> **Task prompt**:
Note each line where "coordinate" appears, and copy it.

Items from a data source
□ □ □ □ □ □ □
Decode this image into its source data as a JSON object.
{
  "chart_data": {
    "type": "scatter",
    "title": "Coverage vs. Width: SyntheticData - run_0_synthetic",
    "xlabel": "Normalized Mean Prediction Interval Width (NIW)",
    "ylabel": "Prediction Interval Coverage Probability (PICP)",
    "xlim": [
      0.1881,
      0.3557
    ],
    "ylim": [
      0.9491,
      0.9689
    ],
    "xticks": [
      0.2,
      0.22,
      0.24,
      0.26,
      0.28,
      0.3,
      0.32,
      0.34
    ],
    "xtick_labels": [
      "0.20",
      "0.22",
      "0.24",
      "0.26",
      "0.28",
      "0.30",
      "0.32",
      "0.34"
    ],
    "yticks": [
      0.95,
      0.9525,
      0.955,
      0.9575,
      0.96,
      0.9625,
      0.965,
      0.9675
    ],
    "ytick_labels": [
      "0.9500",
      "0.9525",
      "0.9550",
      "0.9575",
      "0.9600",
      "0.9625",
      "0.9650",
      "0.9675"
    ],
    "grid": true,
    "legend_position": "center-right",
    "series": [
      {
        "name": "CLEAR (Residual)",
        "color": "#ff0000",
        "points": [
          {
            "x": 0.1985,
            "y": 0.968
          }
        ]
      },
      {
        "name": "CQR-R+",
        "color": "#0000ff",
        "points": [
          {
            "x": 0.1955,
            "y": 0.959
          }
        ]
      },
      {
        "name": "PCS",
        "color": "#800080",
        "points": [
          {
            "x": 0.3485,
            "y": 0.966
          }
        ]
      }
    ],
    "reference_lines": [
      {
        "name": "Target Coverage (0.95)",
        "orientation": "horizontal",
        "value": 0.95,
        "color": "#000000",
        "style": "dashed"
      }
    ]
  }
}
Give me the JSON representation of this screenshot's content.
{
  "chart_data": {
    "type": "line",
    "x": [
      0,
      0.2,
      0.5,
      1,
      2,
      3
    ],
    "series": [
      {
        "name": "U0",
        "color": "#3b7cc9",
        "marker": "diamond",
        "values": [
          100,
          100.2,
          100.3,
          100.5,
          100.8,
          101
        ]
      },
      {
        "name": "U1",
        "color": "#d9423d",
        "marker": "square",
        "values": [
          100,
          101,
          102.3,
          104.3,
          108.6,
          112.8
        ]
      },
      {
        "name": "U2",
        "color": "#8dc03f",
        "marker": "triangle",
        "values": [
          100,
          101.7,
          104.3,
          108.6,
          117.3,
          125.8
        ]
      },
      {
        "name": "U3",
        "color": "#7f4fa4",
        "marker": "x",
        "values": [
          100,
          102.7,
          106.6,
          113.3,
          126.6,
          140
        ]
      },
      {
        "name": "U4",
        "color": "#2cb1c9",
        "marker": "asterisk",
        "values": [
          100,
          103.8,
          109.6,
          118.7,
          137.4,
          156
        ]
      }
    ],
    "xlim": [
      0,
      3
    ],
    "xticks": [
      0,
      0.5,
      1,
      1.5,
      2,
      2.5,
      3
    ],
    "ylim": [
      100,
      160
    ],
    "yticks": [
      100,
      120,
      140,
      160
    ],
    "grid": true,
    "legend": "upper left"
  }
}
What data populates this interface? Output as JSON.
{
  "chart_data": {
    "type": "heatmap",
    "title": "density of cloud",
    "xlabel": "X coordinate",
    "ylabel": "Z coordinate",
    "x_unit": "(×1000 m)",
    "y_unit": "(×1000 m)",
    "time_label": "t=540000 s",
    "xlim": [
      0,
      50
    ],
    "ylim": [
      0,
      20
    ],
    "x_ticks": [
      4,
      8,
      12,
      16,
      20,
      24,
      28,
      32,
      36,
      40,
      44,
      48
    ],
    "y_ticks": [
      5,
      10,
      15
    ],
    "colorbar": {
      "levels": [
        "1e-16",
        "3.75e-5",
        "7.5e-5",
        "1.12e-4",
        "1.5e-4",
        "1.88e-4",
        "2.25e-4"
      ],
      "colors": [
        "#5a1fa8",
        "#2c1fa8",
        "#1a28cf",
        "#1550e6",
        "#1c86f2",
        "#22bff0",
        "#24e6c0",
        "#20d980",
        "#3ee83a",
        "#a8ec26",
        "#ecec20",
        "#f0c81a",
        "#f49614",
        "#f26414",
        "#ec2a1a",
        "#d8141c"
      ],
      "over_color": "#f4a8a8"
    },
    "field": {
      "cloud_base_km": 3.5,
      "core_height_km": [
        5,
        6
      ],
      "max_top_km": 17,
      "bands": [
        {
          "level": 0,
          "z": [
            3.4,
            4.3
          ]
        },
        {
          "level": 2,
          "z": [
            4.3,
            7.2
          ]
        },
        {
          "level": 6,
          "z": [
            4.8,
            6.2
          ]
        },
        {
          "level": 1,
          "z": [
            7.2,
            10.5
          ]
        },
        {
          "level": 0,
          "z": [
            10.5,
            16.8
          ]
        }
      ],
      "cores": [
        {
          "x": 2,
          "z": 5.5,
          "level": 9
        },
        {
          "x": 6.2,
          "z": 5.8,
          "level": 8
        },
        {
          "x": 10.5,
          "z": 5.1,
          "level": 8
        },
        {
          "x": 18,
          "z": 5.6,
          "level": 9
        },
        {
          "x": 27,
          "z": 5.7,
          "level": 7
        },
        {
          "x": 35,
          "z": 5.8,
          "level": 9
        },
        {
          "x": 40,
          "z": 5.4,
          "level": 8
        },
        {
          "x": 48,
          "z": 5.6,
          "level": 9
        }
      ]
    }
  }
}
□ □ □ □ □ □ □
> **Final result**:
    "xlabel": "X coordinate",
    "ylabel": "Z coordinate",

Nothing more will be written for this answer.